--- START OF Records supplied ---

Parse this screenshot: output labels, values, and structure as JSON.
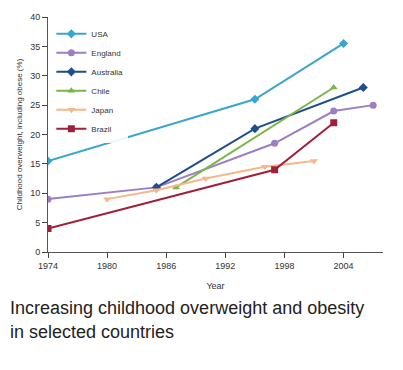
{
  "chart_data": {
    "type": "line",
    "title": "Increasing childhood overweight and obesity in selected countries",
    "x_label": "Year",
    "y_label": "Childhood overweight, including obese (%)",
    "xlim": [
      1974,
      2008
    ],
    "xticks": [
      1974,
      1980,
      1986,
      1992,
      1998,
      2004
    ],
    "ylim": [
      0,
      40
    ],
    "yticks": [
      0,
      5,
      10,
      15,
      20,
      25,
      30,
      35,
      40
    ],
    "grid": false,
    "legend": "upper left",
    "series": [
      {
        "name": "USA",
        "color": "#3aa6cc",
        "marker": "diamond",
        "x": [
          1974,
          1995,
          2004
        ],
        "values": [
          15.5,
          26,
          35.5
        ]
      },
      {
        "name": "England",
        "color": "#9b7fc2",
        "marker": "circle",
        "x": [
          1974,
          1985,
          1997,
          2003,
          2007
        ],
        "values": [
          9,
          11,
          18.5,
          24,
          25
        ]
      },
      {
        "name": "Australia",
        "color": "#1f4e8c",
        "marker": "diamond",
        "x": [
          1985,
          1995,
          2006
        ],
        "values": [
          11,
          21,
          28
        ]
      },
      {
        "name": "Chile",
        "color": "#7ab648",
        "marker": "triangle-up",
        "x": [
          1987,
          2003
        ],
        "values": [
          11,
          28
        ]
      },
      {
        "name": "Japan",
        "color": "#f5b88a",
        "marker": "triangle-down",
        "x": [
          1980,
          1985,
          1990,
          1996,
          2001
        ],
        "values": [
          9,
          10.5,
          12.5,
          14.5,
          15.5
        ]
      },
      {
        "name": "Brazil",
        "color": "#a0203a",
        "marker": "square",
        "x": [
          1974,
          1997,
          2003
        ],
        "values": [
          4,
          14,
          22
        ]
      }
    ]
  }
}
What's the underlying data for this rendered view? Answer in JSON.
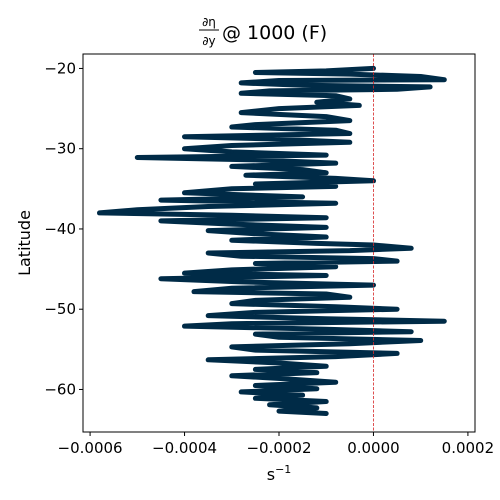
{
  "chart_data": {
    "type": "line",
    "title": {
      "numerator": "∂η",
      "denominator": "∂y",
      "rest": " @ 1000 (F)"
    },
    "xlabel": "s",
    "xlabel_exponent": "−1",
    "ylabel": "Latitude",
    "xlim": [
      -0.000615,
      0.000215
    ],
    "ylim": [
      -65.3,
      -18.2
    ],
    "x_ticks": [
      -0.0006,
      -0.0004,
      -0.0002,
      0.0,
      0.0002
    ],
    "x_tick_labels": [
      "−0.0006",
      "−0.0004",
      "−0.0002",
      "0.0000",
      "0.0002"
    ],
    "y_ticks": [
      -20,
      -30,
      -40,
      -50,
      -60
    ],
    "y_tick_labels": [
      "−20",
      "−30",
      "−40",
      "−50",
      "−60"
    ],
    "reference_line": {
      "x": 0,
      "color": "#d62728",
      "style": "dashed"
    },
    "series": [
      {
        "color": "#002b47",
        "line_width": 5,
        "points": [
          [
            0.0,
            -20.0
          ],
          [
            -0.0001,
            -20.3
          ],
          [
            -0.00025,
            -20.5
          ],
          [
            -5e-05,
            -20.7
          ],
          [
            0.0001,
            -21.0
          ],
          [
            0.00015,
            -21.4
          ],
          [
            -0.0002,
            -21.5
          ],
          [
            -0.00028,
            -21.8
          ],
          [
            -0.00015,
            -22.1
          ],
          [
            0.00012,
            -22.3
          ],
          [
            5e-05,
            -22.6
          ],
          [
            -0.00022,
            -22.8
          ],
          [
            -0.00028,
            -23.1
          ],
          [
            -8e-05,
            -23.4
          ],
          [
            -5e-05,
            -23.8
          ],
          [
            -0.00012,
            -24.2
          ],
          [
            -3e-05,
            -24.6
          ],
          [
            -0.0002,
            -25.0
          ],
          [
            -0.00028,
            -25.5
          ],
          [
            -0.0001,
            -26.0
          ],
          [
            -5e-05,
            -26.5
          ],
          [
            -0.00025,
            -27.0
          ],
          [
            -0.0003,
            -27.3
          ],
          [
            -8e-05,
            -27.7
          ],
          [
            -5e-05,
            -28.1
          ],
          [
            -0.0004,
            -28.5
          ],
          [
            -0.0002,
            -28.8
          ],
          [
            -5e-05,
            -29.2
          ],
          [
            -0.0003,
            -29.6
          ],
          [
            -0.0004,
            -30.0
          ],
          [
            -0.0003,
            -30.4
          ],
          [
            -0.0001,
            -30.8
          ],
          [
            -0.0005,
            -31.1
          ],
          [
            -0.00025,
            -31.4
          ],
          [
            -8e-05,
            -31.8
          ],
          [
            -0.0003,
            -32.2
          ],
          [
            -0.00015,
            -32.6
          ],
          [
            -0.0001,
            -33.0
          ],
          [
            -0.00027,
            -33.3
          ],
          [
            -8e-05,
            -33.7
          ],
          [
            0.0,
            -34.0
          ],
          [
            -0.00025,
            -34.4
          ],
          [
            -8e-05,
            -34.7
          ],
          [
            -0.0003,
            -35.0
          ],
          [
            -0.0004,
            -35.5
          ],
          [
            -0.00015,
            -36.0
          ],
          [
            -0.00045,
            -36.4
          ],
          [
            -8e-05,
            -36.8
          ],
          [
            -0.00035,
            -37.2
          ],
          [
            -0.0005,
            -37.6
          ],
          [
            -0.00058,
            -38.0
          ],
          [
            -0.0003,
            -38.3
          ],
          [
            -0.0001,
            -38.6
          ],
          [
            -0.00045,
            -39.0
          ],
          [
            -0.0003,
            -39.4
          ],
          [
            -0.0001,
            -39.8
          ],
          [
            -0.00035,
            -40.2
          ],
          [
            -0.00025,
            -40.6
          ],
          [
            -0.0001,
            -41.0
          ],
          [
            -0.0003,
            -41.4
          ],
          [
            -0.00012,
            -41.8
          ],
          [
            0.0,
            -42.0
          ],
          [
            8e-05,
            -42.4
          ],
          [
            -5e-05,
            -42.7
          ],
          [
            -0.00035,
            -43.0
          ],
          [
            -0.00028,
            -43.4
          ],
          [
            0.0,
            -43.7
          ],
          [
            5e-05,
            -44.0
          ],
          [
            -0.00025,
            -44.3
          ],
          [
            -8e-05,
            -44.7
          ],
          [
            -0.0003,
            -45.1
          ],
          [
            -0.0004,
            -45.5
          ],
          [
            -0.0001,
            -45.8
          ],
          [
            -0.00045,
            -46.2
          ],
          [
            -0.00028,
            -46.6
          ],
          [
            0.0,
            -47.0
          ],
          [
            -0.0003,
            -47.4
          ],
          [
            -0.00038,
            -47.8
          ],
          [
            -0.0001,
            -48.1
          ],
          [
            -5e-05,
            -48.5
          ],
          [
            -0.00025,
            -48.9
          ],
          [
            -0.0003,
            -49.3
          ],
          [
            -8e-05,
            -49.7
          ],
          [
            5e-05,
            -50.0
          ],
          [
            -0.00025,
            -50.4
          ],
          [
            -0.00035,
            -50.8
          ],
          [
            -0.0001,
            -51.2
          ],
          [
            0.00015,
            -51.5
          ],
          [
            -0.0003,
            -51.8
          ],
          [
            -0.0004,
            -52.1
          ],
          [
            -0.0001,
            -52.5
          ],
          [
            8e-05,
            -52.8
          ],
          [
            -0.00025,
            -53.1
          ],
          [
            -0.0002,
            -53.5
          ],
          [
            0.0001,
            -53.9
          ],
          [
            -5e-05,
            -54.3
          ],
          [
            -0.0003,
            -54.7
          ],
          [
            -0.00025,
            -55.1
          ],
          [
            5e-05,
            -55.5
          ],
          [
            -8e-05,
            -55.9
          ],
          [
            -0.00035,
            -56.3
          ],
          [
            -0.0002,
            -56.7
          ],
          [
            -0.0001,
            -57.1
          ],
          [
            -0.00025,
            -57.5
          ],
          [
            -0.00012,
            -57.9
          ],
          [
            -0.0003,
            -58.3
          ],
          [
            -0.00018,
            -58.7
          ],
          [
            -8e-05,
            -59.1
          ],
          [
            -0.00025,
            -59.5
          ],
          [
            -0.00012,
            -59.9
          ],
          [
            -0.00028,
            -60.3
          ],
          [
            -0.00015,
            -60.7
          ],
          [
            -0.00025,
            -61.1
          ],
          [
            -0.0001,
            -61.5
          ],
          [
            -0.00022,
            -61.9
          ],
          [
            -0.00012,
            -62.3
          ],
          [
            -0.0002,
            -62.7
          ],
          [
            -0.0001,
            -63.0
          ]
        ]
      }
    ]
  }
}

--- END OF Records supplied ---

### Problem statement
Select all lines with the word "overweight" from the entries above.

### Problem solution
    "title": "Increasing childhood overweight and obesity in selected countries",
    "y_label": "Childhood overweight, including obese (%)",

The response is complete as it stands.